## BRIEF
Please write out the material that follows, exactly as it stands.

## GIVEN INFORMATION
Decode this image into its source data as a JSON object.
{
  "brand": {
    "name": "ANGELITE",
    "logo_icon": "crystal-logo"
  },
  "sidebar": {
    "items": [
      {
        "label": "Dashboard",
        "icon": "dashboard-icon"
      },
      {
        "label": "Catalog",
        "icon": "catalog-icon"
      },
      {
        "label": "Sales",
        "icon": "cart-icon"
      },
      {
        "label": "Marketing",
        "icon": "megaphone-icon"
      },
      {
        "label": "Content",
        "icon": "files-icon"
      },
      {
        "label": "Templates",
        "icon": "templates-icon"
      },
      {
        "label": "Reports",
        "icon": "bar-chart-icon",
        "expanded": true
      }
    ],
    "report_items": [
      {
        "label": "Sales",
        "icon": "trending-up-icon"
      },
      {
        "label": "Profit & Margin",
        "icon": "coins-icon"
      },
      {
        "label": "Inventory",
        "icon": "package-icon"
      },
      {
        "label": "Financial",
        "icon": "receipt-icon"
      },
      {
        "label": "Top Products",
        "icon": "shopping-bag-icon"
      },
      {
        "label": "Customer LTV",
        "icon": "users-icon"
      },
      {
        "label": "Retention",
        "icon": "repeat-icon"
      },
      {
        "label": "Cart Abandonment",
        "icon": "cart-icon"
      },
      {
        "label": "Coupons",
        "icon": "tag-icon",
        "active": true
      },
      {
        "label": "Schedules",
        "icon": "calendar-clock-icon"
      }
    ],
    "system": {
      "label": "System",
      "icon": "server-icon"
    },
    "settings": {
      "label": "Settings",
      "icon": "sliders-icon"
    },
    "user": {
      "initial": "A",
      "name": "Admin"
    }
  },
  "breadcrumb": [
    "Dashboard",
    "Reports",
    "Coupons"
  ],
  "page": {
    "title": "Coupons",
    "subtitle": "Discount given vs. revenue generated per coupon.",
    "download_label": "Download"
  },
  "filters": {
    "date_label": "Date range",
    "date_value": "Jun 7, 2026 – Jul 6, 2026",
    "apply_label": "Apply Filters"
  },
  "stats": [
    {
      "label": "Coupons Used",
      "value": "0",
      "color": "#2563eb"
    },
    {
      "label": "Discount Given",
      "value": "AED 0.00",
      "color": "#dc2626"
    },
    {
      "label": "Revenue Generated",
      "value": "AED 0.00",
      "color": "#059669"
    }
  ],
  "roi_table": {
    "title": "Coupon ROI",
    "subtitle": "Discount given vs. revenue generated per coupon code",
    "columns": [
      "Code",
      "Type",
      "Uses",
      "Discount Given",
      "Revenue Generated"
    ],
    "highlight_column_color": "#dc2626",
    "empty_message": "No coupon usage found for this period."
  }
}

## OUTPUT
Decode this image into its source data as a JSON object.
{
  "brand": {
    "name": "ANGELITE",
    "logo_icon": "crystal-logo"
  },
  "sidebar": {
    "items": [
      {
        "label": "Dashboard",
        "icon": "dashboard-icon"
      },
      {
        "label": "Catalog",
        "icon": "catalog-icon"
      },
      {
        "label": "Sales",
        "icon": "cart-icon"
      },
      {
        "label": "Marketing",
        "icon": "megaphone-icon"
      },
      {
        "label": "Content",
        "icon": "files-icon"
      },
      {
        "label": "Templates",
        "icon": "templates-icon"
      },
      {
        "label": "Reports",
        "icon": "bar-chart-icon",
        "expanded": true
      }
    ],
    "report_items": [
      {
        "label": "Sales",
        "icon": "trending-up-icon"
      },
      {
        "label": "Profit & Margin",
        "icon": "coins-icon"
      },
      {
        "label": "Inventory",
        "icon": "package-icon"
      },
      {
        "label": "Financial",
        "icon": "receipt-icon"
      },
      {
        "label": "Top Products",
        "icon": "shopping-bag-icon"
      },
      {
        "label": "Customer LTV",
        "icon": "users-icon"
      },
      {
        "label": "Retention",
        "icon": "repeat-icon"
      },
      {
        "label": "Cart Abandonment",
        "icon": "cart-icon"
      },
      {
        "label": "Coupons",
        "icon": "tag-icon",
        "active": true
      },
      {
        "label": "Schedules",
        "icon": "calendar-clock-icon"
      }
    ],
    "system": {
      "label": "System",
      "icon": "server-icon"
    },
    "settings": {
      "label": "Settings",
      "icon": "sliders-icon"
    },
    "user": {
      "initial": "A",
      "name": "Admin"
    }
  },
  "breadcrumb": [
    "Dashboard",
    "Reports",
    "Coupons"
  ],
  "page": {
    "title": "Coupons",
    "subtitle": "Discount given vs. revenue generated per coupon.",
    "download_label": "Download"
  },
  "filters": {
    "date_label": "Date range",
    "date_value": "Jun 7, 2026 – Jul 6, 2026",
    "apply_label": "Apply Filters"
  },
  "stats": [
    {
      "label": "Coupons Used",
      "value": "0",
      "color": "#2563eb"
    },
    {
      "label": "Discount Given",
      "value": "AED 0.00",
      "color": "#dc2626"
    },
    {
      "label": "Revenue Generated",
      "value": "AED 0.00",
      "color": "#059669"
    }
  ],
  "roi_table": {
    "title": "Coupon ROI",
    "subtitle": "Discount given vs. revenue generated per coupon code",
    "columns": [
      "Code",
      "Type",
      "Uses",
      "Discount Given",
      "Revenue Generated"
    ],
    "highlight_column_color": "#dc2626",
    "empty_message": "No coupon usage found for this period."
  }
}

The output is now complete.